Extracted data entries
------------------------------------------------------------

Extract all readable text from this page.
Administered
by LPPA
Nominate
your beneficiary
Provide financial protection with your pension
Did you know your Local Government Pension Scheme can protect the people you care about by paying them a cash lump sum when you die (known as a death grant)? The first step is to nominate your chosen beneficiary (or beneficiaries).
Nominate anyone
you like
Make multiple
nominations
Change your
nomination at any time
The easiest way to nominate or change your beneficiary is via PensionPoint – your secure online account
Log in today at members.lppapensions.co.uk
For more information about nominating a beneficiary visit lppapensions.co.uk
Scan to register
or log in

------------------------------------------------------------

Give all the entries again exactly; leave none out.

Extract all readable text from this page.
Administered
by LPPA
Nominate
your beneficiary
Provide financial protection with your pension
Did you know your Local Government Pension Scheme can protect the people you care about by paying them a cash lump sum when you die (known as a death grant)? The first step is to nominate your chosen beneficiary (or beneficiaries).
Nominate anyone
you like
Make multiple
nominations
Change your
nomination at any time
The easiest way to nominate or change your beneficiary is via PensionPoint – your secure online account
Log in today at members.lppapensions.co.uk
For more information about nominating a beneficiary visit lppapensions.co.uk
Scan to register
or log in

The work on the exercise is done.